(TASK BRIEF)
Reproduce the data below, substituting "clickable" for every occurrence of "interactable" and leaving everything else as it is.

Layout region records
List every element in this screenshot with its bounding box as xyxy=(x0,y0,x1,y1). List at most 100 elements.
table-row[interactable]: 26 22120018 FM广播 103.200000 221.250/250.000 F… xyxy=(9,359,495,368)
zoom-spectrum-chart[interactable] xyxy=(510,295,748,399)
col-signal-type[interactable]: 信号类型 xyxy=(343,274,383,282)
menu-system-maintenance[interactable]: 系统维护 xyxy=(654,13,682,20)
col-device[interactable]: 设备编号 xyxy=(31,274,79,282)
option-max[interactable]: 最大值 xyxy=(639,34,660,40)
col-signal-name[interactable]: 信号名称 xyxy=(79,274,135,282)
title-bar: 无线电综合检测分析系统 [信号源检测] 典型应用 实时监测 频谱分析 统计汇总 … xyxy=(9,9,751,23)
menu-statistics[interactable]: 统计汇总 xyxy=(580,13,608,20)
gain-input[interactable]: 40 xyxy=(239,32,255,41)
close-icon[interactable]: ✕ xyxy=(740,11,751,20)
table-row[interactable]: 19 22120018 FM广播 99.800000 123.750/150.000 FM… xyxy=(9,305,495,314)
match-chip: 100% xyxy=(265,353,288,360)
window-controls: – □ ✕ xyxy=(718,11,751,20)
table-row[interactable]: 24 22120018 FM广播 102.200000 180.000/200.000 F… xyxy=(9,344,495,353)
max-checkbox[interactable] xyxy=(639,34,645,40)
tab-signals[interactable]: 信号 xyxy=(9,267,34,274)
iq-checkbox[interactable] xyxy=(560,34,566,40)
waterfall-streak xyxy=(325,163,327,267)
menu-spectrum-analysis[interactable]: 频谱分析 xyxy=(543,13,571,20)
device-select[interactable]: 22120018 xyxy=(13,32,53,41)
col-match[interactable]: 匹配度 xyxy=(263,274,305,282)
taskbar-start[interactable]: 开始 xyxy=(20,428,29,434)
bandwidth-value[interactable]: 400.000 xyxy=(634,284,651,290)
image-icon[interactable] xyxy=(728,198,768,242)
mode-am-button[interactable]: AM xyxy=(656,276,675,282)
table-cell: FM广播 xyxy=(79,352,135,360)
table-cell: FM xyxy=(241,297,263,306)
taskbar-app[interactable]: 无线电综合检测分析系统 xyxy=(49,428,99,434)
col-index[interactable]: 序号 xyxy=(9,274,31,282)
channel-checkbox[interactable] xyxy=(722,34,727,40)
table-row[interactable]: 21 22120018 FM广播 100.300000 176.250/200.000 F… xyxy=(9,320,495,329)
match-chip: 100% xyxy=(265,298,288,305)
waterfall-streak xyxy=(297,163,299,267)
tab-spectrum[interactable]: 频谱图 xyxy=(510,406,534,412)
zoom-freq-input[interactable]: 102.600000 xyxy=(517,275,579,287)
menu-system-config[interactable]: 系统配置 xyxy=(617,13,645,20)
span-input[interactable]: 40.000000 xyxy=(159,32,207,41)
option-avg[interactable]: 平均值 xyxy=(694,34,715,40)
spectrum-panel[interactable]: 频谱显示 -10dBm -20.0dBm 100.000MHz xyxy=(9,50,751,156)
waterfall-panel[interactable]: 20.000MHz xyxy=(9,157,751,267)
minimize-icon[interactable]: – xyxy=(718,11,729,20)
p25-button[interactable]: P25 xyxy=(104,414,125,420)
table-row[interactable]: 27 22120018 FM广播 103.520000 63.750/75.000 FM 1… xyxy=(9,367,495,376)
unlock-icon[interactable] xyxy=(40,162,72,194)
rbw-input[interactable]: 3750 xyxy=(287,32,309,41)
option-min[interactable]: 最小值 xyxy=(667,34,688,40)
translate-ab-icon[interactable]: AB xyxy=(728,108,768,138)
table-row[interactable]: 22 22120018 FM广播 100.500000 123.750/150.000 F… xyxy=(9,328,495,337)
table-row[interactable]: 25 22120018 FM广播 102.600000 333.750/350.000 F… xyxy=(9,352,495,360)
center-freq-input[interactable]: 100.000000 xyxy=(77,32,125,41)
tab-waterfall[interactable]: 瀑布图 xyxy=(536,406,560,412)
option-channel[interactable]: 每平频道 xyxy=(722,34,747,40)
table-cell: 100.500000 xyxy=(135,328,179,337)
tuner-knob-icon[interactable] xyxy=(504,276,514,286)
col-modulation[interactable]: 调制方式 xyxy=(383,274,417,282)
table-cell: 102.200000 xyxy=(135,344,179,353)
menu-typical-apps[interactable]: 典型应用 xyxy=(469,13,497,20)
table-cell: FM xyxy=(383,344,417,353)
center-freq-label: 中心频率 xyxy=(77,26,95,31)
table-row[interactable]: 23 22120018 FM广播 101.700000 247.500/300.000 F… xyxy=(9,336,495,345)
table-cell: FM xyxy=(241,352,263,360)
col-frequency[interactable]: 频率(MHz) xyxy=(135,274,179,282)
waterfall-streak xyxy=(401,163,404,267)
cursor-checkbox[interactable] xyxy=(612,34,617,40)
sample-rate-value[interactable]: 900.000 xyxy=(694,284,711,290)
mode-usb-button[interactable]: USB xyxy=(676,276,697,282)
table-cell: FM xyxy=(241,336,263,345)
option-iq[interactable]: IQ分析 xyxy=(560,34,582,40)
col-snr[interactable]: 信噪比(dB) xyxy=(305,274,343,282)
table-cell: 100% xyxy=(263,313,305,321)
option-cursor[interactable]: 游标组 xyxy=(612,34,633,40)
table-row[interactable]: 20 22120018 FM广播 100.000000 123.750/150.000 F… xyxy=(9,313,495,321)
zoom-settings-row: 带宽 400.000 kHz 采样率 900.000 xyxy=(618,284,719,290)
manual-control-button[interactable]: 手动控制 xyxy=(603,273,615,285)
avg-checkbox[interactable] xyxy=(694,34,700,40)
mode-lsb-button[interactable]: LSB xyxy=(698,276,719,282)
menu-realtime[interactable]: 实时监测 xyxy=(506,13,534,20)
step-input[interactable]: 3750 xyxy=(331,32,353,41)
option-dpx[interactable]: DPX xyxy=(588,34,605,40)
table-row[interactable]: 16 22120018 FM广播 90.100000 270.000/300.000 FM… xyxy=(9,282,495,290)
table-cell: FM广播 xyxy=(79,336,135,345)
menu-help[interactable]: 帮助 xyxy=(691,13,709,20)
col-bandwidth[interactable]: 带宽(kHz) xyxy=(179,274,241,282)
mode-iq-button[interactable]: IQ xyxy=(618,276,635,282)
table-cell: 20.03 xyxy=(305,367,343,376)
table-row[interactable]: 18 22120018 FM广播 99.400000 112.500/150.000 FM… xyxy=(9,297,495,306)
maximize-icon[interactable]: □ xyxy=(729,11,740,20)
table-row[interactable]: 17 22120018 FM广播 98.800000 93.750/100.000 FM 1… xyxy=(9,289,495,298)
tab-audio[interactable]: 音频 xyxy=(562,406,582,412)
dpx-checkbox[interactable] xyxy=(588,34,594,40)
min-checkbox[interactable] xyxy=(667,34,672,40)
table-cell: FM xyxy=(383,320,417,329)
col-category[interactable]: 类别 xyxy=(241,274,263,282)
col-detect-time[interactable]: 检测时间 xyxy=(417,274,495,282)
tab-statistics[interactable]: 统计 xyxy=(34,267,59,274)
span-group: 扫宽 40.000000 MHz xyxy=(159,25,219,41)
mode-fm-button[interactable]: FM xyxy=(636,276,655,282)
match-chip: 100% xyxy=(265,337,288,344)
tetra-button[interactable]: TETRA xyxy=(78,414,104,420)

(THE ANSWER)
List every element in this screenshot with its bounding box as xyxy=(x0,y0,x1,y1). List at most 100 elements.
table-row[clickable]: 26 22120018 FM广播 103.200000 221.250/250.000 F… xyxy=(9,359,495,368)
zoom-spectrum-chart[clickable] xyxy=(510,295,748,399)
col-signal-type[clickable]: 信号类型 xyxy=(343,274,383,282)
menu-system-maintenance[clickable]: 系统维护 xyxy=(654,13,682,20)
col-device[clickable]: 设备编号 xyxy=(31,274,79,282)
option-max[clickable]: 最大值 xyxy=(639,34,660,40)
col-signal-name[clickable]: 信号名称 xyxy=(79,274,135,282)
title-bar: 无线电综合检测分析系统 [信号源检测] 典型应用 实时监测 频谱分析 统计汇总 … xyxy=(9,9,751,23)
menu-statistics[clickable]: 统计汇总 xyxy=(580,13,608,20)
gain-input[clickable]: 40 xyxy=(239,32,255,41)
close-icon[clickable]: ✕ xyxy=(740,11,751,20)
table-row[clickable]: 19 22120018 FM广播 99.800000 123.750/150.000 FM… xyxy=(9,305,495,314)
match-chip: 100% xyxy=(265,353,288,360)
window-controls: – □ ✕ xyxy=(718,11,751,20)
table-row[clickable]: 24 22120018 FM广播 102.200000 180.000/200.000 F… xyxy=(9,344,495,353)
max-checkbox[clickable] xyxy=(639,34,645,40)
tab-signals[clickable]: 信号 xyxy=(9,267,34,274)
iq-checkbox[clickable] xyxy=(560,34,566,40)
waterfall-streak xyxy=(325,163,327,267)
menu-spectrum-analysis[clickable]: 频谱分析 xyxy=(543,13,571,20)
device-select[clickable]: 22120018 xyxy=(13,32,53,41)
col-match[clickable]: 匹配度 xyxy=(263,274,305,282)
taskbar-start[clickable]: 开始 xyxy=(20,428,29,434)
bandwidth-value[clickable]: 400.000 xyxy=(634,284,651,290)
image-icon[clickable] xyxy=(728,198,768,242)
mode-am-button[clickable]: AM xyxy=(656,276,675,282)
table-cell: FM广播 xyxy=(79,352,135,360)
table-cell: FM xyxy=(241,297,263,306)
taskbar-app[clickable]: 无线电综合检测分析系统 xyxy=(49,428,99,434)
col-index[clickable]: 序号 xyxy=(9,274,31,282)
channel-checkbox[clickable] xyxy=(722,34,727,40)
table-row[clickable]: 21 22120018 FM广播 100.300000 176.250/200.000 F… xyxy=(9,320,495,329)
match-chip: 100% xyxy=(265,298,288,305)
waterfall-streak xyxy=(297,163,299,267)
tab-spectrum[clickable]: 频谱图 xyxy=(510,406,534,412)
zoom-freq-input[clickable]: 102.600000 xyxy=(517,275,579,287)
menu-system-config[clickable]: 系统配置 xyxy=(617,13,645,20)
span-input[clickable]: 40.000000 xyxy=(159,32,207,41)
option-avg[clickable]: 平均值 xyxy=(694,34,715,40)
spectrum-panel[clickable]: 频谱显示 -10dBm -20.0dBm 100.000MHz xyxy=(9,50,751,156)
waterfall-panel[clickable]: 20.000MHz xyxy=(9,157,751,267)
minimize-icon[clickable]: – xyxy=(718,11,729,20)
p25-button[clickable]: P25 xyxy=(104,414,125,420)
table-row[clickable]: 27 22120018 FM广播 103.520000 63.750/75.000 FM 1… xyxy=(9,367,495,376)
unlock-icon[clickable] xyxy=(40,162,72,194)
rbw-input[clickable]: 3750 xyxy=(287,32,309,41)
option-min[clickable]: 最小值 xyxy=(667,34,688,40)
translate-ab-icon[clickable]: AB xyxy=(728,108,768,138)
table-row[clickable]: 22 22120018 FM广播 100.500000 123.750/150.000 F… xyxy=(9,328,495,337)
table-row[clickable]: 25 22120018 FM广播 102.600000 333.750/350.000 F… xyxy=(9,352,495,360)
center-freq-input[clickable]: 100.000000 xyxy=(77,32,125,41)
tab-waterfall[clickable]: 瀑布图 xyxy=(536,406,560,412)
option-channel[clickable]: 每平频道 xyxy=(722,34,747,40)
table-cell: 100.500000 xyxy=(135,328,179,337)
tuner-knob-icon[clickable] xyxy=(504,276,514,286)
col-modulation[clickable]: 调制方式 xyxy=(383,274,417,282)
table-cell: 102.200000 xyxy=(135,344,179,353)
menu-typical-apps[clickable]: 典型应用 xyxy=(469,13,497,20)
table-cell: FM xyxy=(383,344,417,353)
center-freq-label: 中心频率 xyxy=(77,26,95,31)
table-row[clickable]: 23 22120018 FM广播 101.700000 247.500/300.000 F… xyxy=(9,336,495,345)
table-cell: FM xyxy=(241,352,263,360)
col-frequency[clickable]: 频率(MHz) xyxy=(135,274,179,282)
waterfall-streak xyxy=(401,163,404,267)
cursor-checkbox[clickable] xyxy=(612,34,617,40)
sample-rate-value[clickable]: 900.000 xyxy=(694,284,711,290)
mode-usb-button[clickable]: USB xyxy=(676,276,697,282)
table-cell: FM xyxy=(241,336,263,345)
option-iq[clickable]: IQ分析 xyxy=(560,34,582,40)
col-snr[clickable]: 信噪比(dB) xyxy=(305,274,343,282)
table-cell: 100% xyxy=(263,313,305,321)
option-cursor[clickable]: 游标组 xyxy=(612,34,633,40)
table-row[clickable]: 20 22120018 FM广播 100.000000 123.750/150.000 F… xyxy=(9,313,495,321)
zoom-settings-row: 带宽 400.000 kHz 采样率 900.000 xyxy=(618,284,719,290)
manual-control-button[clickable]: 手动控制 xyxy=(603,273,615,285)
avg-checkbox[clickable] xyxy=(694,34,700,40)
mode-lsb-button[clickable]: LSB xyxy=(698,276,719,282)
menu-realtime[clickable]: 实时监测 xyxy=(506,13,534,20)
step-input[clickable]: 3750 xyxy=(331,32,353,41)
option-dpx[clickable]: DPX xyxy=(588,34,605,40)
table-row[clickable]: 16 22120018 FM广播 90.100000 270.000/300.000 FM… xyxy=(9,282,495,290)
table-cell: FM广播 xyxy=(79,336,135,345)
menu-help[clickable]: 帮助 xyxy=(691,13,709,20)
col-bandwidth[clickable]: 带宽(kHz) xyxy=(179,274,241,282)
mode-iq-button[clickable]: IQ xyxy=(618,276,635,282)
table-cell: 20.03 xyxy=(305,367,343,376)
table-row[clickable]: 18 22120018 FM广播 99.400000 112.500/150.000 FM… xyxy=(9,297,495,306)
maximize-icon[clickable]: □ xyxy=(729,11,740,20)
table-row[clickable]: 17 22120018 FM广播 98.800000 93.750/100.000 FM 1… xyxy=(9,289,495,298)
tab-audio[clickable]: 音频 xyxy=(562,406,582,412)
dpx-checkbox[clickable] xyxy=(588,34,594,40)
min-checkbox[clickable] xyxy=(667,34,672,40)
table-cell: FM xyxy=(383,320,417,329)
col-category[clickable]: 类别 xyxy=(241,274,263,282)
col-detect-time[clickable]: 检测时间 xyxy=(417,274,495,282)
tab-statistics[clickable]: 统计 xyxy=(34,267,59,274)
span-group: 扫宽 40.000000 MHz xyxy=(159,25,219,41)
mode-fm-button[clickable]: FM xyxy=(636,276,655,282)
match-chip: 100% xyxy=(265,337,288,344)
tetra-button[clickable]: TETRA xyxy=(78,414,104,420)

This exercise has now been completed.